WORK TO BE COMPLETED
The records that follow need to be output exactly as they are.

[Dataset rows]
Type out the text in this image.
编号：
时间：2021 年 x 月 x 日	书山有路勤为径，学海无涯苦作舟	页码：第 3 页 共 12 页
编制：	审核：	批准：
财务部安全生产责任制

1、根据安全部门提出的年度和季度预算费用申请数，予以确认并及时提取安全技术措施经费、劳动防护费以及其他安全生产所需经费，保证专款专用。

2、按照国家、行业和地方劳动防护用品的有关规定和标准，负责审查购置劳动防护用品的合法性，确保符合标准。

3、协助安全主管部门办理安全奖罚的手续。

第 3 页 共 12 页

RESULT
Type out the text in this image.
编号：
时间：2021 年 x 月 x 日	书山有路勤为径，学海无涯苦作舟	页码：第 3 页 共 12 页
编制：	审核：	批准：
财务部安全生产责任制

1、根据安全部门提出的年度和季度预算费用申请数，予以确认并及时提取安全技术措施经费、劳动防护费以及其他安全生产所需经费，保证专款专用。

2、按照国家、行业和地方劳动防护用品的有关规定和标准，负责审查购置劳动防护用品的合法性，确保符合标准。

3、协助安全主管部门办理安全奖罚的手续。

第 3 页 共 12 页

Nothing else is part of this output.